Records:
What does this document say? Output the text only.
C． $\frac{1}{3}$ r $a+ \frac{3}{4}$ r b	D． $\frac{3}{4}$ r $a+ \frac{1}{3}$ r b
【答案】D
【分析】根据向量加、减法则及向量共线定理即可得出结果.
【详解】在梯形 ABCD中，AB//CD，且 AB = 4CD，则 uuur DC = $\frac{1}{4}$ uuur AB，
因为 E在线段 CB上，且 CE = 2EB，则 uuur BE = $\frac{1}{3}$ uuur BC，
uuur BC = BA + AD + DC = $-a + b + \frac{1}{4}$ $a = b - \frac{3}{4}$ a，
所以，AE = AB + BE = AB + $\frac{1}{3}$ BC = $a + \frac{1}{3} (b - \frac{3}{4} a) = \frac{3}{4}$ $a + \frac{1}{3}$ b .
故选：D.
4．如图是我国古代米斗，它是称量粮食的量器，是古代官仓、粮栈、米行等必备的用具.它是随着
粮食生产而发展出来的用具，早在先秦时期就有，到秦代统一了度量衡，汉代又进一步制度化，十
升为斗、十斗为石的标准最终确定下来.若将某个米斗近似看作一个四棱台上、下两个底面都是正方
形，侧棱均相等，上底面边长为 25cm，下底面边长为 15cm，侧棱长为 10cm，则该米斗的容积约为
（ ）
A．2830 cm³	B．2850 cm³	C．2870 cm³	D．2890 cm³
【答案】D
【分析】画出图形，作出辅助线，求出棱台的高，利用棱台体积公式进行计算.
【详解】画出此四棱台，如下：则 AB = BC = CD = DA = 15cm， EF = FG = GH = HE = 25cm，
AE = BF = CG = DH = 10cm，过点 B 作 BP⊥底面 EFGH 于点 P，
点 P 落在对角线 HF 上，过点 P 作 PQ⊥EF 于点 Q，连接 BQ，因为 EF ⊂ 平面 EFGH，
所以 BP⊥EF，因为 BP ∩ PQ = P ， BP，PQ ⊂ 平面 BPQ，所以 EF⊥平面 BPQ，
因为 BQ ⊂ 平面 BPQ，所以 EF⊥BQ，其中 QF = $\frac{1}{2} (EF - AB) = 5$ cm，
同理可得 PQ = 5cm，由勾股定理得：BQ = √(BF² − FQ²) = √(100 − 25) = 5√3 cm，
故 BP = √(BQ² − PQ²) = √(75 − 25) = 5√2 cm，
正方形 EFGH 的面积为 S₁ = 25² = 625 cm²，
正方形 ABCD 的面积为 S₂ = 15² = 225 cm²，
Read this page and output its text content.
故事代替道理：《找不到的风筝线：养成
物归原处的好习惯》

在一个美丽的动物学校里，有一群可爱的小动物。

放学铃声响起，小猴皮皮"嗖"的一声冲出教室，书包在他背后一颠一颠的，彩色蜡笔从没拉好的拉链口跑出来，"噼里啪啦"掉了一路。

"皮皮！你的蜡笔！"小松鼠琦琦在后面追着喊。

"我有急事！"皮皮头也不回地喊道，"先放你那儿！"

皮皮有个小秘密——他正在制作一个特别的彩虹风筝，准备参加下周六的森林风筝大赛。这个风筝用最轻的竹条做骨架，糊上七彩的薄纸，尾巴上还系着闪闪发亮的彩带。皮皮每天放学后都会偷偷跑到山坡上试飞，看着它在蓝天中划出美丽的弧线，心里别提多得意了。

Task to carry out:
Recopy the whole listing exactly.

Problem solution:
What does this document say? Output the text only.
C． $\frac{1}{3}$ r $a+ \frac{3}{4}$ r b	D． $\frac{3}{4}$ r $a+ \frac{1}{3}$ r b
【答案】D
【分析】根据向量加、减法则及向量共线定理即可得出结果.
【详解】在梯形 ABCD中，AB//CD，且 AB = 4CD，则 uuur DC = $\frac{1}{4}$ uuur AB，
因为 E在线段 CB上，且 CE = 2EB，则 uuur BE = $\frac{1}{3}$ uuur BC，
uuur BC = BA + AD + DC = $-a + b + \frac{1}{4}$ $a = b - \frac{3}{4}$ a，
所以，AE = AB + BE = AB + $\frac{1}{3}$ BC = $a + \frac{1}{3} (b - \frac{3}{4} a) = \frac{3}{4}$ $a + \frac{1}{3}$ b .
故选：D.
4．如图是我国古代米斗，它是称量粮食的量器，是古代官仓、粮栈、米行等必备的用具.它是随着
粮食生产而发展出来的用具，早在先秦时期就有，到秦代统一了度量衡，汉代又进一步制度化，十
升为斗、十斗为石的标准最终确定下来.若将某个米斗近似看作一个四棱台上、下两个底面都是正方
形，侧棱均相等，上底面边长为 25cm，下底面边长为 15cm，侧棱长为 10cm，则该米斗的容积约为
（ ）
A．2830 cm³	B．2850 cm³	C．2870 cm³	D．2890 cm³
【答案】D
【分析】画出图形，作出辅助线，求出棱台的高，利用棱台体积公式进行计算.
【详解】画出此四棱台，如下：则 AB = BC = CD = DA = 15cm， EF = FG = GH = HE = 25cm，
AE = BF = CG = DH = 10cm，过点 B 作 BP⊥底面 EFGH 于点 P，
点 P 落在对角线 HF 上，过点 P 作 PQ⊥EF 于点 Q，连接 BQ，因为 EF ⊂ 平面 EFGH，
所以 BP⊥EF，因为 BP ∩ PQ = P ， BP，PQ ⊂ 平面 BPQ，所以 EF⊥平面 BPQ，
因为 BQ ⊂ 平面 BPQ，所以 EF⊥BQ，其中 QF = $\frac{1}{2} (EF - AB) = 5$ cm，
同理可得 PQ = 5cm，由勾股定理得：BQ = √(BF² − FQ²) = √(100 − 25) = 5√3 cm，
故 BP = √(BQ² − PQ²) = √(75 − 25) = 5√2 cm，
正方形 EFGH 的面积为 S₁ = 25² = 625 cm²，
正方形 ABCD 的面积为 S₂ = 15² = 225 cm²，
Read this page and output its text content.
故事代替道理：《找不到的风筝线：养成
物归原处的好习惯》

在一个美丽的动物学校里，有一群可爱的小动物。

放学铃声响起，小猴皮皮"嗖"的一声冲出教室，书包在他背后一颠一颠的，彩色蜡笔从没拉好的拉链口跑出来，"噼里啪啦"掉了一路。

"皮皮！你的蜡笔！"小松鼠琦琦在后面追着喊。

"我有急事！"皮皮头也不回地喊道，"先放你那儿！"

皮皮有个小秘密——他正在制作一个特别的彩虹风筝，准备参加下周六的森林风筝大赛。这个风筝用最轻的竹条做骨架，糊上七彩的薄纸，尾巴上还系着闪闪发亮的彩带。皮皮每天放学后都会偷偷跑到山坡上试飞，看着它在蓝天中划出美丽的弧线，心里别提多得意了。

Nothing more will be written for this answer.